Your task is to quote the material that follows, in full and exactly.
+ + + + + + +
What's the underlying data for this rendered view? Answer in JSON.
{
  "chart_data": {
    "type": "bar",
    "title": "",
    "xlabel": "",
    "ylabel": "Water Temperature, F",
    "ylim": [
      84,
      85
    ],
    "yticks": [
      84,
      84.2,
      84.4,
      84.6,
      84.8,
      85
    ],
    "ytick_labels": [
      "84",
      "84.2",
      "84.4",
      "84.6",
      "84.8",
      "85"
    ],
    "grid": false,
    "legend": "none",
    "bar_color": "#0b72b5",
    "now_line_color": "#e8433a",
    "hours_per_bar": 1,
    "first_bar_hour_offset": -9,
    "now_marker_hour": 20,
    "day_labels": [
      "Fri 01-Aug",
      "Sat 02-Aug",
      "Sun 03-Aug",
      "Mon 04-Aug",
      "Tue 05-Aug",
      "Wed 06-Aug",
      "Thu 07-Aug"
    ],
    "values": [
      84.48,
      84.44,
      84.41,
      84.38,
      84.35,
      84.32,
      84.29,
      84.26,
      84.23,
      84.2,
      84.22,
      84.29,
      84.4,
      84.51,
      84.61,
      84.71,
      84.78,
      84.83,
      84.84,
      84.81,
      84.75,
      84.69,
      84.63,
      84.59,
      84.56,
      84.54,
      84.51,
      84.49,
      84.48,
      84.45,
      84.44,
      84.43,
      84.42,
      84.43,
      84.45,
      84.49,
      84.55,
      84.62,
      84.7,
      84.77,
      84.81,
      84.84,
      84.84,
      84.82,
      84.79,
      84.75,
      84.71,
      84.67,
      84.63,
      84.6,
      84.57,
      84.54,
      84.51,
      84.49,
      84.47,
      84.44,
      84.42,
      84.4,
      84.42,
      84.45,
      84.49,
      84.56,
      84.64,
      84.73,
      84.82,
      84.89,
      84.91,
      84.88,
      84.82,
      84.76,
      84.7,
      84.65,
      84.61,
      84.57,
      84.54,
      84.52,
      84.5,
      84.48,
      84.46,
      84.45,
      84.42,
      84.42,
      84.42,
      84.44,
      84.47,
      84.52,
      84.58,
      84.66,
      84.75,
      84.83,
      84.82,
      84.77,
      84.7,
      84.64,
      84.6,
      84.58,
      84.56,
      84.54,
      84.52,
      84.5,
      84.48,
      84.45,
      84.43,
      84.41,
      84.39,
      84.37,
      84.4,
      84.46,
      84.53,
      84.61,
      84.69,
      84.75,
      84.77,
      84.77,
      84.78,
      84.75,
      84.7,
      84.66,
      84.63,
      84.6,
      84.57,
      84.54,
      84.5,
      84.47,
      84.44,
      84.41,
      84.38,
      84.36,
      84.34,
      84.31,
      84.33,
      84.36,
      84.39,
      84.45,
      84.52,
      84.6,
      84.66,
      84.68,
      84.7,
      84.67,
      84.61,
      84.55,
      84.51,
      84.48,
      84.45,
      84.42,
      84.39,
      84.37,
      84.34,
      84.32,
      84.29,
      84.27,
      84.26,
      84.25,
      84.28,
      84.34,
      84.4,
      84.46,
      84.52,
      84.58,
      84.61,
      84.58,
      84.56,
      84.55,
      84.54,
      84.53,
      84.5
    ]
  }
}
+ + + + + + +
• _EXERCISE SOLUTION_:
What's the underlying data for this rendered view? Answer in JSON.
{
  "chart_data": {
    "type": "bar",
    "title": "",
    "xlabel": "",
    "ylabel": "Water Temperature, F",
    "ylim": [
      84,
      85
    ],
    "yticks": [
      84,
      84.2,
      84.4,
      84.6,
      84.8,
      85
    ],
    "ytick_labels": [
      "84",
      "84.2",
      "84.4",
      "84.6",
      "84.8",
      "85"
    ],
    "grid": false,
    "legend": "none",
    "bar_color": "#0b72b5",
    "now_line_color": "#e8433a",
    "hours_per_bar": 1,
    "first_bar_hour_offset": -9,
    "now_marker_hour": 20,
    "day_labels": [
      "Fri 01-Aug",
      "Sat 02-Aug",
      "Sun 03-Aug",
      "Mon 04-Aug",
      "Tue 05-Aug",
      "Wed 06-Aug",
      "Thu 07-Aug"
    ],
    "values": [
      84.48,
      84.44,
      84.41,
      84.38,
      84.35,
      84.32,
      84.29,
      84.26,
      84.23,
      84.2,
      84.22,
      84.29,
      84.4,
      84.51,
      84.61,
      84.71,
      84.78,
      84.83,
      84.84,
      84.81,
      84.75,
      84.69,
      84.63,
      84.59,
      84.56,
      84.54,
      84.51,
      84.49,
      84.48,
      84.45,
      84.44,
      84.43,
      84.42,
      84.43,
      84.45,
      84.49,
      84.55,
      84.62,
      84.7,
      84.77,
      84.81,
      84.84,
      84.84,
      84.82,
      84.79,
      84.75,
      84.71,
      84.67,
      84.63,
      84.6,
      84.57,
      84.54,
      84.51,
      84.49,
      84.47,
      84.44,
      84.42,
      84.4,
      84.42,
      84.45,
      84.49,
      84.56,
      84.64,
      84.73,
      84.82,
      84.89,
      84.91,
      84.88,
      84.82,
      84.76,
      84.7,
      84.65,
      84.61,
      84.57,
      84.54,
      84.52,
      84.5,
      84.48,
      84.46,
      84.45,
      84.42,
      84.42,
      84.42,
      84.44,
      84.47,
      84.52,
      84.58,
      84.66,
      84.75,
      84.83,
      84.82,
      84.77,
      84.7,
      84.64,
      84.6,
      84.58,
      84.56,
      84.54,
      84.52,
      84.5,
      84.48,
      84.45,
      84.43,
      84.41,
      84.39,
      84.37,
      84.4,
      84.46,
      84.53,
      84.61,
      84.69,
      84.75,
      84.77,
      84.77,
      84.78,
      84.75,
      84.7,
      84.66,
      84.63,
      84.6,
      84.57,
      84.54,
      84.5,
      84.47,
      84.44,
      84.41,
      84.38,
      84.36,
      84.34,
      84.31,
      84.33,
      84.36,
      84.39,
      84.45,
      84.52,
      84.6,
      84.66,
      84.68,
      84.7,
      84.67,
      84.61,
      84.55,
      84.51,
      84.48,
      84.45,
      84.42,
      84.39,
      84.37,
      84.34,
      84.32,
      84.29,
      84.27,
      84.26,
      84.25,
      84.28,
      84.34,
      84.4,
      84.46,
      84.52,
      84.58,
      84.61,
      84.58,
      84.56,
      84.55,
      84.54,
      84.53,
      84.5
    ]
  }
}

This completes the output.